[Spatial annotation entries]

================================

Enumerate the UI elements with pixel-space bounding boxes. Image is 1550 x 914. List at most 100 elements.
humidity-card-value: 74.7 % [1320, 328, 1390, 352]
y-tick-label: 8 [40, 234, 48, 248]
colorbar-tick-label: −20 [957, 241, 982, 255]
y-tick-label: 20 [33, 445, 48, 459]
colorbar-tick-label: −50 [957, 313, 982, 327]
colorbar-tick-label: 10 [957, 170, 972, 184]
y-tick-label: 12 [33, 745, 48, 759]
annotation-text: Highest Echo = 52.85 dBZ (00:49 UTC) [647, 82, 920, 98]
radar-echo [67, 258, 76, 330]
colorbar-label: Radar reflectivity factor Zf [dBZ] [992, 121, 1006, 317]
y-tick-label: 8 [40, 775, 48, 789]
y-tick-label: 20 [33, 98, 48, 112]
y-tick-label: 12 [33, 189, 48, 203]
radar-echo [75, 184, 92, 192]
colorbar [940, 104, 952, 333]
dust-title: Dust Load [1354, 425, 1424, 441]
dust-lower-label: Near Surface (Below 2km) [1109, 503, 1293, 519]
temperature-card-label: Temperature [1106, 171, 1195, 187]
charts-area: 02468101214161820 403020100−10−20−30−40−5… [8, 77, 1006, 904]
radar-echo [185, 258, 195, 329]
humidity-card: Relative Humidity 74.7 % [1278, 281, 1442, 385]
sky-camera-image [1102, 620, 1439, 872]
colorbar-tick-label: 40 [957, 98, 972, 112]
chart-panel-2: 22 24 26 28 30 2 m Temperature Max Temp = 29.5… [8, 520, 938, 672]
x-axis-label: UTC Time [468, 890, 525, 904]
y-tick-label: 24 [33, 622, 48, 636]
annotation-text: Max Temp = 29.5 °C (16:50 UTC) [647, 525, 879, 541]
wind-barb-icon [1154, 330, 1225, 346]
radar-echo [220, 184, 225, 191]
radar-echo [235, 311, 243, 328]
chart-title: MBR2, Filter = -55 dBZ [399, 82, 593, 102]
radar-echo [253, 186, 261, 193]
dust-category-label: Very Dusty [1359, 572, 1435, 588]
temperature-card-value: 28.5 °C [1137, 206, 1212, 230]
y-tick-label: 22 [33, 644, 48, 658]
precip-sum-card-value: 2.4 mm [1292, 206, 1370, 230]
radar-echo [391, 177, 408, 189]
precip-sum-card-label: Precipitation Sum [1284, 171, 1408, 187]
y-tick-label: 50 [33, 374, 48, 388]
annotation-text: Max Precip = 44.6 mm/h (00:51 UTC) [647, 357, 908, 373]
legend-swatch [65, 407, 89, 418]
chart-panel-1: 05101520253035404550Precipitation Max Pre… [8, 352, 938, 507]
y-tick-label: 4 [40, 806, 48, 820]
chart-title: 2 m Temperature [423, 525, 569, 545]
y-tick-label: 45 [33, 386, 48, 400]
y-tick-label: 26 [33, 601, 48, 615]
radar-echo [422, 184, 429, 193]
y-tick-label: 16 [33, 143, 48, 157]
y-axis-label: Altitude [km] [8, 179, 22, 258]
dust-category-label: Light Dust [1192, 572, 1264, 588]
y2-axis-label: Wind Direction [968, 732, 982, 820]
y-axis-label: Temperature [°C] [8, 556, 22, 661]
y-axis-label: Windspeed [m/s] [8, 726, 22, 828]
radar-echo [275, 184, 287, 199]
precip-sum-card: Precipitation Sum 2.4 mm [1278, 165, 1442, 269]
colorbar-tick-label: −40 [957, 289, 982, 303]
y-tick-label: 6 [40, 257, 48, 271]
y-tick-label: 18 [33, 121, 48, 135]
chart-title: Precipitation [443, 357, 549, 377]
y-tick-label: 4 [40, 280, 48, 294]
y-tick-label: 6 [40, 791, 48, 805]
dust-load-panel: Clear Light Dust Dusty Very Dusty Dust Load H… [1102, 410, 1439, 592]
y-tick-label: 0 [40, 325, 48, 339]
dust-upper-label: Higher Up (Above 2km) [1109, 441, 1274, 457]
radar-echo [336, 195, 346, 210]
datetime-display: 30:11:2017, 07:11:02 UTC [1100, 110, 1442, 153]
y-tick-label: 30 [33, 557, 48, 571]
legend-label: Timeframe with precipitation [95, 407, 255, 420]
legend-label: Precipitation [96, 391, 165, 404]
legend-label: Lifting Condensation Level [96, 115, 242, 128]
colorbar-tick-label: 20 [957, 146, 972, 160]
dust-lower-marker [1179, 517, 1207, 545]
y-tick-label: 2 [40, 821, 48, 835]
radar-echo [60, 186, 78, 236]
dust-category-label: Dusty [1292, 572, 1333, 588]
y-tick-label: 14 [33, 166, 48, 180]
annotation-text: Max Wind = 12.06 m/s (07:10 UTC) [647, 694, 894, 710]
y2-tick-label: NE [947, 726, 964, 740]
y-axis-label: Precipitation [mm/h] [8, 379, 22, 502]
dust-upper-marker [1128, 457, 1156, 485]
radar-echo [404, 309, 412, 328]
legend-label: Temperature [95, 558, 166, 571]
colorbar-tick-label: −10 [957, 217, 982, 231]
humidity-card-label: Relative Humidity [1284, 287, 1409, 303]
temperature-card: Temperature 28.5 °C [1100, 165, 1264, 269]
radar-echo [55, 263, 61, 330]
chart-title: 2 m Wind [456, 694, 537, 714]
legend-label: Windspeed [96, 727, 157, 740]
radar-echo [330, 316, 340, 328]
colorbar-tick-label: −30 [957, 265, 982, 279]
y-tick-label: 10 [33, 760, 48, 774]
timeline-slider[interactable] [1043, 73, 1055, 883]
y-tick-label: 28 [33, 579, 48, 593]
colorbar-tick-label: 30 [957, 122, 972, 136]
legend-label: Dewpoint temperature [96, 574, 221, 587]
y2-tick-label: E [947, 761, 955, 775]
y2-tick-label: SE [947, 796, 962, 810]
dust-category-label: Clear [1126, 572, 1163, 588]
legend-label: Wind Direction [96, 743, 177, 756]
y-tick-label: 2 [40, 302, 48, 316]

================================

■ TASK TO COMPLETE
Copy out every line from the first one down through the line that contains "radar-echo [67, 258, 76, 330]", with no changes.

■ FINISHED ANSWER
Enumerate the UI elements with pixel-space bounding boxes. Image is 1550 x 914. List at most 100 elements.
humidity-card-value: 74.7 % [1320, 328, 1390, 352]
y-tick-label: 8 [40, 234, 48, 248]
colorbar-tick-label: −20 [957, 241, 982, 255]
y-tick-label: 20 [33, 445, 48, 459]
colorbar-tick-label: −50 [957, 313, 982, 327]
colorbar-tick-label: 10 [957, 170, 972, 184]
y-tick-label: 12 [33, 745, 48, 759]
annotation-text: Highest Echo = 52.85 dBZ (00:49 UTC) [647, 82, 920, 98]
radar-echo [67, 258, 76, 330]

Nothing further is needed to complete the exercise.